= WORK TO COMPLETE =
Copy out the lines below that hold the word "Science".

Data tied to figure images
⟨

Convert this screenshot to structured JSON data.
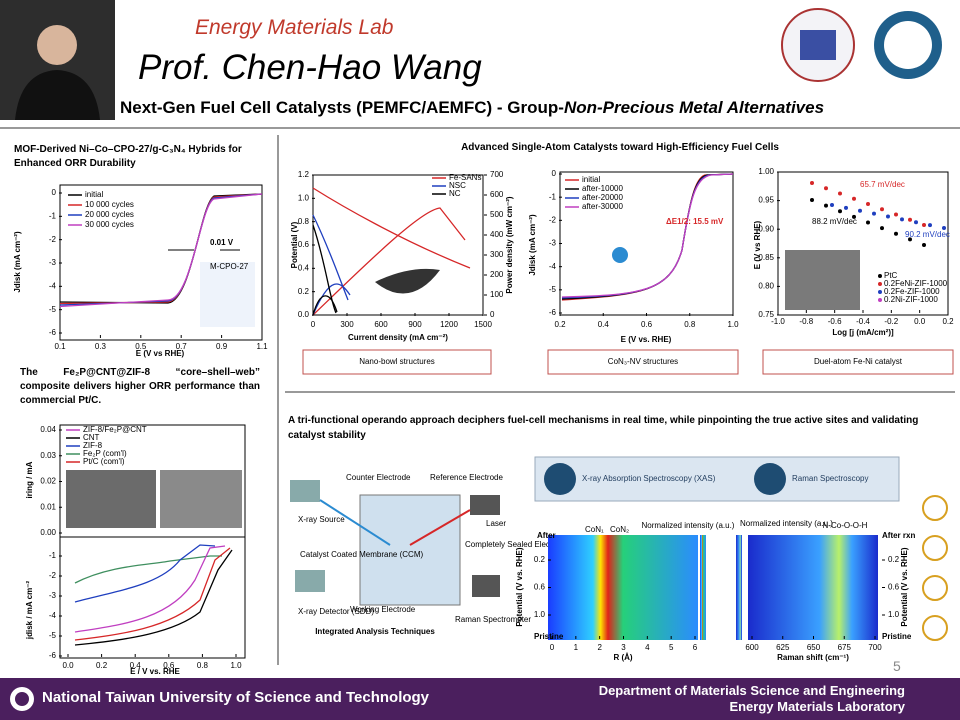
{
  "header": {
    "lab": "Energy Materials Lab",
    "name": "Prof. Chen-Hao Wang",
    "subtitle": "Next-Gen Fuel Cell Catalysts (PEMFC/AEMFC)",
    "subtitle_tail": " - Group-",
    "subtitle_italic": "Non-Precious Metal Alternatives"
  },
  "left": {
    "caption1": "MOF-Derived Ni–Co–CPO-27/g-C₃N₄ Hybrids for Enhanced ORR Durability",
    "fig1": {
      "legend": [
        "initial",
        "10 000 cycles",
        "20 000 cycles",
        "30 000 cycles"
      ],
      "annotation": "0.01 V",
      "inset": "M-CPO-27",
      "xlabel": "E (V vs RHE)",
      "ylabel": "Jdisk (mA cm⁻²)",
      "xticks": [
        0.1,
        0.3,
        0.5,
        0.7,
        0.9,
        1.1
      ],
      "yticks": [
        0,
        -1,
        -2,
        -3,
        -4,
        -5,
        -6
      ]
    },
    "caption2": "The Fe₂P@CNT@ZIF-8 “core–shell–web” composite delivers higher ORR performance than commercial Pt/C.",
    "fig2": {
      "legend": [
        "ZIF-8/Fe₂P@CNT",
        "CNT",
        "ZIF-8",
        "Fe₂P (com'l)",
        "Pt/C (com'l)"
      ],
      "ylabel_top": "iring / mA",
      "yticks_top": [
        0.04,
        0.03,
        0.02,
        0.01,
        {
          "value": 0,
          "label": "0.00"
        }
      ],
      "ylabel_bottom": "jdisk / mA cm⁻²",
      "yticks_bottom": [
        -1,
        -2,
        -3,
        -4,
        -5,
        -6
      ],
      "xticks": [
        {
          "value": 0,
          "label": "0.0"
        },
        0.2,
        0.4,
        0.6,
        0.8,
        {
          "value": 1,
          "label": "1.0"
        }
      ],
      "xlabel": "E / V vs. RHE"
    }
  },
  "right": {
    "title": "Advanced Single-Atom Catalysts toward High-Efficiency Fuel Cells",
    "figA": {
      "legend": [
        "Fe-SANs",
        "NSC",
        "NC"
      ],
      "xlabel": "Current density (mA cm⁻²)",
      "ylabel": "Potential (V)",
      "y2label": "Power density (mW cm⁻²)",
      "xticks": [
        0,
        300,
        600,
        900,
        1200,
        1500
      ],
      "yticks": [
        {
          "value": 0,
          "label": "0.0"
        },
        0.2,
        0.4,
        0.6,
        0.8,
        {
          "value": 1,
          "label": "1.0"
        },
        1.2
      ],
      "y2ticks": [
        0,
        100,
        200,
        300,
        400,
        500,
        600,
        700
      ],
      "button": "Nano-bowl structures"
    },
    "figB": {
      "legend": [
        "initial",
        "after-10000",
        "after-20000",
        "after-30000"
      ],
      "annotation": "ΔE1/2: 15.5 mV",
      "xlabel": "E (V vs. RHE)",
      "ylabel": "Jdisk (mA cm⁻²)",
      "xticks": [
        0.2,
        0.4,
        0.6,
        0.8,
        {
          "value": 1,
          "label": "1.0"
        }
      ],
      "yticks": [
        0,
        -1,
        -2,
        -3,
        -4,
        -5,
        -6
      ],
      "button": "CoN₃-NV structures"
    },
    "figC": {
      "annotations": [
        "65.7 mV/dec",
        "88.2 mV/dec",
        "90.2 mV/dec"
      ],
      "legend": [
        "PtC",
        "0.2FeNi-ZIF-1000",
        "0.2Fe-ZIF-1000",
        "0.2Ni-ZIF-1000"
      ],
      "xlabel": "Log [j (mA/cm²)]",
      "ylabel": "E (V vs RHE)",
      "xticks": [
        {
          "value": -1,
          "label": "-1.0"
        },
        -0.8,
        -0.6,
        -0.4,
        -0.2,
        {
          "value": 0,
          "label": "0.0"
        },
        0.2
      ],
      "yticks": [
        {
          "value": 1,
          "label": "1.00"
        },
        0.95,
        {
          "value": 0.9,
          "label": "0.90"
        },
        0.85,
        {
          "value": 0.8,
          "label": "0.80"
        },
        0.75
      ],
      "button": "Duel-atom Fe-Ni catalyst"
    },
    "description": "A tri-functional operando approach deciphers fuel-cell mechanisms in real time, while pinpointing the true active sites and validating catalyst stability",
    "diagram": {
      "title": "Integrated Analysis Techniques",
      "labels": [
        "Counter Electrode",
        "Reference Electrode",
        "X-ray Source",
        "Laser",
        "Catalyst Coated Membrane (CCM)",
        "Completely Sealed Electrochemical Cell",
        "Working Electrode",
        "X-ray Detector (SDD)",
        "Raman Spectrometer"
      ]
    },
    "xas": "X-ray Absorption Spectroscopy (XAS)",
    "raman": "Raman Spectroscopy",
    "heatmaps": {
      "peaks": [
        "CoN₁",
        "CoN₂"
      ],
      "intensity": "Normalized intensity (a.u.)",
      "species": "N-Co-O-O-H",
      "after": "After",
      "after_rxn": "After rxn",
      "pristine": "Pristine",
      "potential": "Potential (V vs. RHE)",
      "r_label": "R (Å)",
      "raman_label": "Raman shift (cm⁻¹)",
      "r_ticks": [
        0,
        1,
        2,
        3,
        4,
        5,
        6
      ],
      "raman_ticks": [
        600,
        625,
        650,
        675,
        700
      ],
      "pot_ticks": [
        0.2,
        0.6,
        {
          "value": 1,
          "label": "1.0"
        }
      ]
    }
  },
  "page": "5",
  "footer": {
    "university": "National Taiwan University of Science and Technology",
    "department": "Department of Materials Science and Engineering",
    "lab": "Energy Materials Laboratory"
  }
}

⟩

= REPLY TO THE TASK =
    "university": "National Taiwan University of Science and Technology",
    "department": "Department of Materials Science and Engineering",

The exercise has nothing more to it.